• _INSTRUCTIONS TO FOLLOW_:
Please pull out every line that includes the string "value".

— START RECORDS FOR THIS TASK —

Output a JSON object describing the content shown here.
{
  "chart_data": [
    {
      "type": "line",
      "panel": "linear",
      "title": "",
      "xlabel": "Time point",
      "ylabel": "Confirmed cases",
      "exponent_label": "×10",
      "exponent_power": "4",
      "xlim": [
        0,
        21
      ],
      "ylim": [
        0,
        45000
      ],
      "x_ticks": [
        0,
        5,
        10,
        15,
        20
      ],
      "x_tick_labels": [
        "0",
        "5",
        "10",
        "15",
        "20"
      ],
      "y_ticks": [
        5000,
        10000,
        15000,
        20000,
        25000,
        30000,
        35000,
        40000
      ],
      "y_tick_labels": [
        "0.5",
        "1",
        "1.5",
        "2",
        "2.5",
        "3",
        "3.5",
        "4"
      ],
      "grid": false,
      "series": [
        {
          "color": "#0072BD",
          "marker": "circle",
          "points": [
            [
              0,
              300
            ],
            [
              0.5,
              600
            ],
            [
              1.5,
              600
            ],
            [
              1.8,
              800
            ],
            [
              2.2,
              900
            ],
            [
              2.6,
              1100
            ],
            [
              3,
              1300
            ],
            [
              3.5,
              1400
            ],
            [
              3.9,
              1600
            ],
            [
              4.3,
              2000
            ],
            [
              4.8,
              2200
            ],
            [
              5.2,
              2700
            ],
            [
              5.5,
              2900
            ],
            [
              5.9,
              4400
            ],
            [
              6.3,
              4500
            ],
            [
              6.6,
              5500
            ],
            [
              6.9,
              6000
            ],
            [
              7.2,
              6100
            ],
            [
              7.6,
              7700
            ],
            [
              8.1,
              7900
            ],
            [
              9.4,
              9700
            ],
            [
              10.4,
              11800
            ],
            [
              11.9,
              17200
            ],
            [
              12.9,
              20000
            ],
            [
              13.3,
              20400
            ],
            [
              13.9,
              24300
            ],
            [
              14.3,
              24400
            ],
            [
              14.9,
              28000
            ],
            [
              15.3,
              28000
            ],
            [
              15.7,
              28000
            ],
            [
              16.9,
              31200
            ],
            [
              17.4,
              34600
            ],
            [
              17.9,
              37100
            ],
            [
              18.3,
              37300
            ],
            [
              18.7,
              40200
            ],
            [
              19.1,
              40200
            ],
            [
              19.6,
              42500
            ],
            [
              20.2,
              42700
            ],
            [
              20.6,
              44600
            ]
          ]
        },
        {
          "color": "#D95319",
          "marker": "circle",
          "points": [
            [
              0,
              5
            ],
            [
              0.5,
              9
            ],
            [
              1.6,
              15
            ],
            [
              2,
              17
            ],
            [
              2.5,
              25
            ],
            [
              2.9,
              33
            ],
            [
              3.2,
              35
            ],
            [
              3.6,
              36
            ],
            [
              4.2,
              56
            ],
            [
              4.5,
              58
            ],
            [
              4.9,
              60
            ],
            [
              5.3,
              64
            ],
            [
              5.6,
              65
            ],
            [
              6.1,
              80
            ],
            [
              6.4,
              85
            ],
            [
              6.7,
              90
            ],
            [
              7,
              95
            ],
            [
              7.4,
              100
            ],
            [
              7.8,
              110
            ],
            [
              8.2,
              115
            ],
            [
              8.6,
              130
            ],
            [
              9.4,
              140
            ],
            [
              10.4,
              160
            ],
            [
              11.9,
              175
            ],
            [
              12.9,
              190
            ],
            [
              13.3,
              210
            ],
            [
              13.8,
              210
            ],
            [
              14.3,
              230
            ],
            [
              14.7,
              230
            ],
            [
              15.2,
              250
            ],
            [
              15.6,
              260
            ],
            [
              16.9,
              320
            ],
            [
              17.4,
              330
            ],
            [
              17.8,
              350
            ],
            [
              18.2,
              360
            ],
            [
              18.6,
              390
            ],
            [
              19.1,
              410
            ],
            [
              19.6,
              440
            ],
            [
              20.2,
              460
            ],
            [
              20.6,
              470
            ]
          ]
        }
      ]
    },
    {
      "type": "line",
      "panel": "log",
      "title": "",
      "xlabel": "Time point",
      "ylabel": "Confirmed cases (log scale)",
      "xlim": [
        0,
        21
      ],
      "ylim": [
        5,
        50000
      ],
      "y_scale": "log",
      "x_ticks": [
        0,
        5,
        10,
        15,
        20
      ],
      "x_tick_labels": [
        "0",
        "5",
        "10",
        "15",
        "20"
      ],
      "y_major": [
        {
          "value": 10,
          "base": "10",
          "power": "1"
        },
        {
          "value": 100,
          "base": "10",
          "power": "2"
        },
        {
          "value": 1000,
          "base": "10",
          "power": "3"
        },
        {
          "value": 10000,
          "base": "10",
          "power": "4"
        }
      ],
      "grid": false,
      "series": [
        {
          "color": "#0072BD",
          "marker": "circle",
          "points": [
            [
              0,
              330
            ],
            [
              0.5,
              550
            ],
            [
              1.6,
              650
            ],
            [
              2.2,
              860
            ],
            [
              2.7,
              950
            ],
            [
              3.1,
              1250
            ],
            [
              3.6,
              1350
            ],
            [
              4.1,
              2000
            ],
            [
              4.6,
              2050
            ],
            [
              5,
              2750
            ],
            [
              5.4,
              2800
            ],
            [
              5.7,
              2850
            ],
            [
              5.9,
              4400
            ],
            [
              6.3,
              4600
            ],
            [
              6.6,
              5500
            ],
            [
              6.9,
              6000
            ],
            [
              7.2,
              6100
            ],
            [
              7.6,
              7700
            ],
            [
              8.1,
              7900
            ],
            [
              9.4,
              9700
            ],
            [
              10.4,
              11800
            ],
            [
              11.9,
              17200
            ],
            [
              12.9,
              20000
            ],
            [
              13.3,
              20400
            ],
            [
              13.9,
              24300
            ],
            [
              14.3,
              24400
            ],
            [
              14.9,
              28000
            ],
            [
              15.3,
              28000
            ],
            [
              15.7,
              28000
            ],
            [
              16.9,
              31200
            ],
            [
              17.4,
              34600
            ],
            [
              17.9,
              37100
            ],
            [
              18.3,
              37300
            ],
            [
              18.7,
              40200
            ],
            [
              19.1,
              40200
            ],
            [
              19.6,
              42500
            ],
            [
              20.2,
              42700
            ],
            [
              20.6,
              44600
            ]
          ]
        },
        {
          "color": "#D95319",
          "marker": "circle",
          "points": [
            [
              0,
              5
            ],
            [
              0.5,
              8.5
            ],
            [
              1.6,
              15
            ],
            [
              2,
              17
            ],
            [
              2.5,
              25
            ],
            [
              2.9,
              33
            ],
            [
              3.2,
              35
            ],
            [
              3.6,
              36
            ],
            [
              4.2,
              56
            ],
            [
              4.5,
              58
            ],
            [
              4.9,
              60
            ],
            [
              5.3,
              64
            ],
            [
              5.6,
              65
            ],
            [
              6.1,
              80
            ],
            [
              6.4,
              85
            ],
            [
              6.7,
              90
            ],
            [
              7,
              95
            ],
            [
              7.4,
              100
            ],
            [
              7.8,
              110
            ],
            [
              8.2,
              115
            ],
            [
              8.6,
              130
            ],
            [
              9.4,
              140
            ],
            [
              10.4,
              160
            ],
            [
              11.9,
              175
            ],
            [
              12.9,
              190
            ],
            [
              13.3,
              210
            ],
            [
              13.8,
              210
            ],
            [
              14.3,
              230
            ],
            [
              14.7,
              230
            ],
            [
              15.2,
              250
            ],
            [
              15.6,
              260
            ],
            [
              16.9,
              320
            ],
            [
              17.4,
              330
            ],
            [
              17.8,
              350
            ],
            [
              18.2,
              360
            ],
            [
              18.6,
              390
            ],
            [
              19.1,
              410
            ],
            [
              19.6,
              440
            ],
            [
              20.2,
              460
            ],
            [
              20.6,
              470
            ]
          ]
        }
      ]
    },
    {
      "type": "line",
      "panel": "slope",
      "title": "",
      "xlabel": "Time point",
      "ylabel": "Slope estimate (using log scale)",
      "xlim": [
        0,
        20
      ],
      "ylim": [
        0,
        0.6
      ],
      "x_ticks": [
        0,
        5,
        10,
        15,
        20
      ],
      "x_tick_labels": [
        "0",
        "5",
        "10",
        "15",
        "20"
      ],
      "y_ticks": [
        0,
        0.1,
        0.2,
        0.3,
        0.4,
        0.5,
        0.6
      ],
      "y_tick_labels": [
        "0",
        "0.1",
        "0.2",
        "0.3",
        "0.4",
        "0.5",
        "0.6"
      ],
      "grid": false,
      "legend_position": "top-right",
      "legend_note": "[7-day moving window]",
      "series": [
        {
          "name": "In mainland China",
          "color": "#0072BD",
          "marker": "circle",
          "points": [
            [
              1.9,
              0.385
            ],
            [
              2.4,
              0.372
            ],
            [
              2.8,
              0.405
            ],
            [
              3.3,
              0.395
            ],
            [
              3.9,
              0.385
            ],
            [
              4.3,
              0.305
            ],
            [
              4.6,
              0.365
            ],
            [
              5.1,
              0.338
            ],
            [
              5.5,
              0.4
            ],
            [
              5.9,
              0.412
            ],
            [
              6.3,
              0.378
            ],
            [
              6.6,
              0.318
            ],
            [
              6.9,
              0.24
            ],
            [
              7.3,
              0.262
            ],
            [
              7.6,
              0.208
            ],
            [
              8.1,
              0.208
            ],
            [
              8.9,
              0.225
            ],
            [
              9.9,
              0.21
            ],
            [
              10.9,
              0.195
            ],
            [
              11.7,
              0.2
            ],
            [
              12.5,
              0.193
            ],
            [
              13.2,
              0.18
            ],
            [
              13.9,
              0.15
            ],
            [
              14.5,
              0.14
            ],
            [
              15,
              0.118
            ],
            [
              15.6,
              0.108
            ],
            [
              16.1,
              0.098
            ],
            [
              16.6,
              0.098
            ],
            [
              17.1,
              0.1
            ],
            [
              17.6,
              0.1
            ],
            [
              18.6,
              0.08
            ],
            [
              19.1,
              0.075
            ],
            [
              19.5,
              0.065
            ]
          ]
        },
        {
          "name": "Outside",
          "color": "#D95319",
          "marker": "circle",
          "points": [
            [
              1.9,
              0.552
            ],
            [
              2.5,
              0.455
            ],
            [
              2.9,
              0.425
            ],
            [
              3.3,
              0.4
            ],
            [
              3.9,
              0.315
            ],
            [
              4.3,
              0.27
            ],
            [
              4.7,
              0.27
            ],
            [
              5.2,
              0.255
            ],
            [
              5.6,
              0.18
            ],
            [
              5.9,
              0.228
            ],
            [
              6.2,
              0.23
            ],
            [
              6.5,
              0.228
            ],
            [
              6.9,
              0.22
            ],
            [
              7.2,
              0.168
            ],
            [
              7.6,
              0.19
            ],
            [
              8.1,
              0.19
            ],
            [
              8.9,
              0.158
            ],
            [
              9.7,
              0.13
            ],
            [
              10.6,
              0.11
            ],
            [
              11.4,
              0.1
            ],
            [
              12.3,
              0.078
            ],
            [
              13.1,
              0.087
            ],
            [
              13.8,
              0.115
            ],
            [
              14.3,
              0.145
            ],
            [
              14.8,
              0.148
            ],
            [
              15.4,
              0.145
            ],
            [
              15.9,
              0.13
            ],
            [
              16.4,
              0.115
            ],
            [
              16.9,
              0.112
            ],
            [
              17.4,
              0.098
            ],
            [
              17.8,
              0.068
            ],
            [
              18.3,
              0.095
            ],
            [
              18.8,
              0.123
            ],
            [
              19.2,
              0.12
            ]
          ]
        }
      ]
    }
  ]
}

— END RECORDS FOR THIS TASK —

• _ANSWER TO THIS TASK_:
          "value": 10,
          "value": 100,
          "value": 1000,
          "value": 10000,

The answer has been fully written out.